## Exercise brief
Copy every line of the data below without changing anything.
╭─ Excerpted records
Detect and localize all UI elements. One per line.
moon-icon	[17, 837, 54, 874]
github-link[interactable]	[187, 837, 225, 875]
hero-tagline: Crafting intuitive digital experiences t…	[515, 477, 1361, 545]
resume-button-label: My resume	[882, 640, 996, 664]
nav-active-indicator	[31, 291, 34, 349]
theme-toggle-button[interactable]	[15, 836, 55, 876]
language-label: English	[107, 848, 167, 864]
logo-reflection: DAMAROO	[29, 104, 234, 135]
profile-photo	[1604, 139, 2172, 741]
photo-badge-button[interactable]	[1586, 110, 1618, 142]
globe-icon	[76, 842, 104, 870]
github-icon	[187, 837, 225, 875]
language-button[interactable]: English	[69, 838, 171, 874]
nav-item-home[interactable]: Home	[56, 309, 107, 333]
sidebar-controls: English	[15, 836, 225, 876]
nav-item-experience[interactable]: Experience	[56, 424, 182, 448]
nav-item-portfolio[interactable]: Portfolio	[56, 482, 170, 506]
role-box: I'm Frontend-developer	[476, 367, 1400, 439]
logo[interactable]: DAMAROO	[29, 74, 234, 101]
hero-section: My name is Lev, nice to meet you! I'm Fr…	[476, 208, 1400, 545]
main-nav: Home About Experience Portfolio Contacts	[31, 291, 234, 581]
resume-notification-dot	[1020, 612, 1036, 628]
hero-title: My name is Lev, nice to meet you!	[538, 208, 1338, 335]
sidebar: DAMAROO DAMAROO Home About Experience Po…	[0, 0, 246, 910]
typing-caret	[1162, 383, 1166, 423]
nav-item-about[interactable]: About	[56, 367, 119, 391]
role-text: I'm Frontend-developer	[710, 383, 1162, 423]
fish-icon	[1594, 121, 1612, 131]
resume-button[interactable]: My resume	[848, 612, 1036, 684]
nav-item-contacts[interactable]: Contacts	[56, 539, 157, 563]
╰─
## The response
Detect and localize all UI elements. One per line.
moon-icon	[17, 837, 54, 874]
github-link[interactable]	[187, 837, 225, 875]
hero-tagline: Crafting intuitive digital experiences t…	[515, 477, 1361, 545]
resume-button-label: My resume	[882, 640, 996, 664]
nav-active-indicator	[31, 291, 34, 349]
theme-toggle-button[interactable]	[15, 836, 55, 876]
language-label: English	[107, 848, 167, 864]
logo-reflection: DAMAROO	[29, 104, 234, 135]
profile-photo	[1604, 139, 2172, 741]
photo-badge-button[interactable]	[1586, 110, 1618, 142]
globe-icon	[76, 842, 104, 870]
github-icon	[187, 837, 225, 875]
language-button[interactable]: English	[69, 838, 171, 874]
nav-item-home[interactable]: Home	[56, 309, 107, 333]
sidebar-controls: English	[15, 836, 225, 876]
nav-item-experience[interactable]: Experience	[56, 424, 182, 448]
nav-item-portfolio[interactable]: Portfolio	[56, 482, 170, 506]
role-box: I'm Frontend-developer	[476, 367, 1400, 439]
logo[interactable]: DAMAROO	[29, 74, 234, 101]
hero-section: My name is Lev, nice to meet you! I'm Fr…	[476, 208, 1400, 545]
main-nav: Home About Experience Portfolio Contacts	[31, 291, 234, 581]
resume-notification-dot	[1020, 612, 1036, 628]
hero-title: My name is Lev, nice to meet you!	[538, 208, 1338, 335]
sidebar: DAMAROO DAMAROO Home About Experience Po…	[0, 0, 246, 910]
typing-caret	[1162, 383, 1166, 423]
nav-item-about[interactable]: About	[56, 367, 119, 391]
role-text: I'm Frontend-developer	[710, 383, 1162, 423]
fish-icon	[1594, 121, 1612, 131]
resume-button[interactable]: My resume	[848, 612, 1036, 684]
nav-item-contacts[interactable]: Contacts	[56, 539, 157, 563]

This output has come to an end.